Document structure recognition data:
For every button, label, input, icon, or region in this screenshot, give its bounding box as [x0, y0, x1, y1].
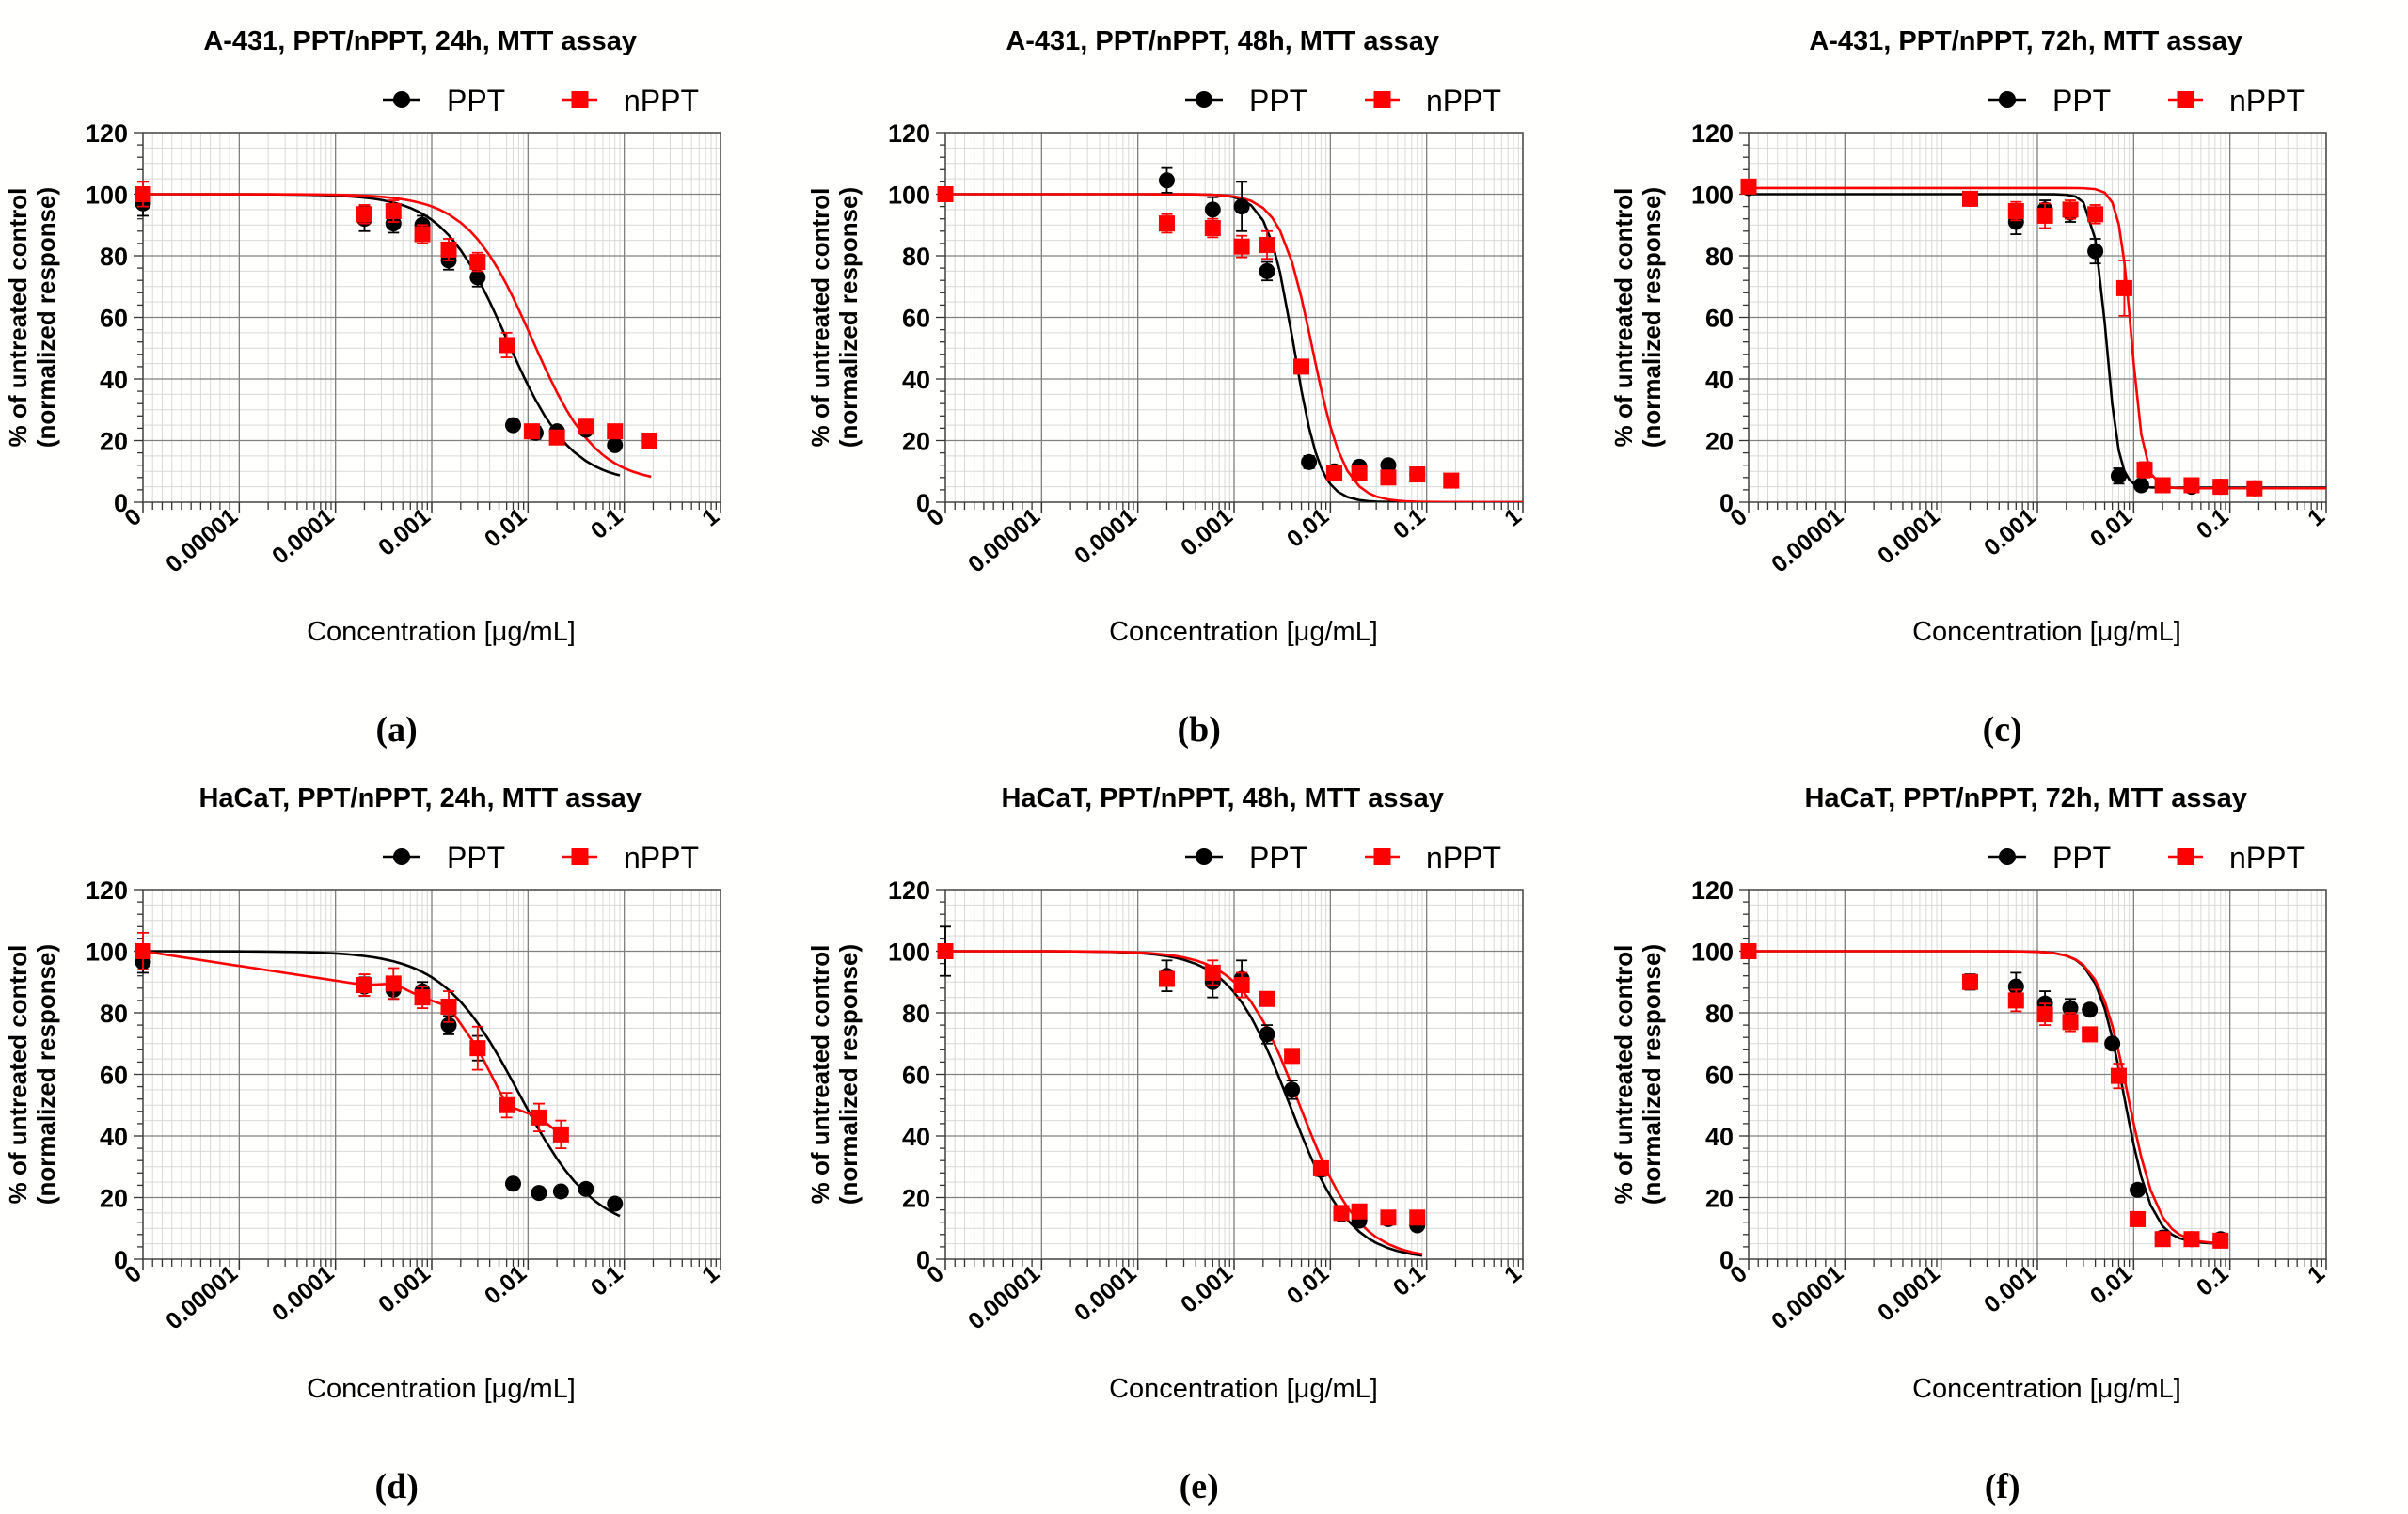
- svg-text:20: 20: [902, 1184, 930, 1212]
- svg-text:40: 40: [1705, 1123, 1734, 1151]
- svg-text:100: 100: [888, 938, 930, 967]
- svg-text:(c): (c): [1982, 710, 2021, 749]
- svg-text:60: 60: [1705, 305, 1734, 333]
- svg-text:Concentration [μg/mL]: Concentration [μg/mL]: [1109, 617, 1378, 647]
- svg-text:80: 80: [1705, 243, 1734, 271]
- svg-text:120: 120: [888, 876, 930, 905]
- svg-text:120: 120: [888, 119, 930, 148]
- svg-text:% of untreated control: % of untreated control: [1609, 945, 1638, 1205]
- svg-text:(normalized response): (normalized response): [834, 187, 863, 448]
- svg-text:80: 80: [902, 243, 930, 271]
- svg-text:80: 80: [100, 1000, 128, 1028]
- svg-text:% of untreated control: % of untreated control: [4, 945, 32, 1205]
- svg-text:40: 40: [1705, 366, 1734, 394]
- svg-text:40: 40: [100, 366, 128, 394]
- svg-text:nPPT: nPPT: [1426, 84, 1501, 118]
- svg-text:% of untreated control: % of untreated control: [806, 188, 834, 448]
- svg-text:(e): (e): [1180, 1467, 1219, 1506]
- svg-text:HaCaT, PPT/nPPT, 48h, MTT assa: HaCaT, PPT/nPPT, 48h, MTT assay: [1002, 783, 1444, 813]
- svg-text:100: 100: [86, 938, 128, 967]
- svg-text:(normalized response): (normalized response): [1638, 187, 1666, 448]
- svg-text:PPT: PPT: [1249, 84, 1307, 118]
- svg-text:100: 100: [1691, 181, 1734, 210]
- svg-text:20: 20: [100, 1184, 128, 1212]
- svg-text:% of untreated control: % of untreated control: [4, 188, 32, 448]
- svg-text:% of untreated control: % of untreated control: [1609, 188, 1638, 448]
- svg-text:100: 100: [888, 181, 930, 210]
- svg-text:(a): (a): [376, 710, 418, 749]
- svg-text:A-431, PPT/nPPT, 72h, MTT assa: A-431, PPT/nPPT, 72h, MTT assay: [1809, 26, 2242, 56]
- svg-text:(normalized response): (normalized response): [834, 944, 863, 1205]
- svg-text:40: 40: [100, 1123, 128, 1151]
- svg-text:PPT: PPT: [2052, 841, 2111, 875]
- svg-text:HaCaT, PPT/nPPT, 24h, MTT assa: HaCaT, PPT/nPPT, 24h, MTT assay: [198, 783, 641, 813]
- svg-text:Concentration [μg/mL]: Concentration [μg/mL]: [1912, 1374, 2181, 1404]
- svg-text:120: 120: [1691, 876, 1734, 905]
- svg-text:Concentration [μg/mL]: Concentration [μg/mL]: [307, 1374, 576, 1404]
- svg-text:PPT: PPT: [2052, 84, 2111, 118]
- svg-text:40: 40: [902, 366, 930, 394]
- svg-text:40: 40: [902, 1123, 930, 1151]
- svg-text:120: 120: [86, 876, 128, 905]
- svg-text:(b): (b): [1178, 710, 1221, 749]
- svg-text:100: 100: [1691, 938, 1734, 967]
- svg-text:(d): (d): [374, 1467, 418, 1506]
- svg-text:Concentration [μg/mL]: Concentration [μg/mL]: [1912, 617, 2181, 647]
- svg-text:60: 60: [1705, 1062, 1734, 1090]
- svg-text:nPPT: nPPT: [2229, 84, 2305, 118]
- svg-text:60: 60: [902, 305, 930, 333]
- svg-text:20: 20: [1705, 427, 1734, 455]
- svg-text:20: 20: [902, 427, 930, 455]
- svg-text:(f): (f): [1984, 1467, 2020, 1506]
- svg-text:A-431, PPT/nPPT, 48h, MTT assa: A-431, PPT/nPPT, 48h, MTT assay: [1006, 26, 1440, 56]
- svg-text:60: 60: [902, 1062, 930, 1090]
- svg-text:PPT: PPT: [447, 84, 505, 118]
- svg-text:80: 80: [902, 1000, 930, 1028]
- svg-text:PPT: PPT: [1249, 841, 1307, 875]
- svg-text:80: 80: [100, 243, 128, 271]
- svg-text:60: 60: [100, 305, 128, 333]
- svg-text:PPT: PPT: [447, 841, 505, 875]
- svg-text:60: 60: [100, 1062, 128, 1090]
- svg-text:80: 80: [1705, 1000, 1734, 1028]
- svg-text:nPPT: nPPT: [1426, 841, 1501, 875]
- svg-text:120: 120: [86, 119, 128, 148]
- svg-text:nPPT: nPPT: [2229, 841, 2305, 875]
- svg-text:% of untreated control: % of untreated control: [806, 945, 834, 1205]
- svg-text:20: 20: [100, 427, 128, 455]
- svg-text:120: 120: [1691, 119, 1734, 148]
- svg-text:nPPT: nPPT: [624, 84, 699, 118]
- svg-text:nPPT: nPPT: [624, 841, 699, 875]
- svg-text:(normalized response): (normalized response): [1638, 944, 1666, 1205]
- svg-text:Concentration [μg/mL]: Concentration [μg/mL]: [307, 617, 576, 647]
- svg-text:HaCaT, PPT/nPPT, 72h, MTT assa: HaCaT, PPT/nPPT, 72h, MTT assay: [1804, 783, 2246, 813]
- svg-text:A-431, PPT/nPPT, 24h, MTT assa: A-431, PPT/nPPT, 24h, MTT assay: [203, 26, 637, 56]
- svg-text:(normalized response): (normalized response): [32, 944, 60, 1205]
- svg-text:(normalized response): (normalized response): [32, 187, 60, 448]
- svg-text:100: 100: [86, 181, 128, 210]
- svg-text:20: 20: [1705, 1184, 1734, 1212]
- svg-text:Concentration [μg/mL]: Concentration [μg/mL]: [1109, 1374, 1378, 1404]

● **TASK INSTRUCTIONS**
Whenever the string "HaCaT" shows up in a line of the entries, copy that line.

● **SOLUTION BELOW**
- svg-text:HaCaT, PPT/nPPT, 48h, MTT assa: HaCaT, PPT/nPPT, 48h, MTT assay: [1002, 783, 1444, 813]
- svg-text:HaCaT, PPT/nPPT, 24h, MTT assa: HaCaT, PPT/nPPT, 24h, MTT assay: [198, 783, 641, 813]
- svg-text:HaCaT, PPT/nPPT, 72h, MTT assa: HaCaT, PPT/nPPT, 72h, MTT assay: [1804, 783, 2246, 813]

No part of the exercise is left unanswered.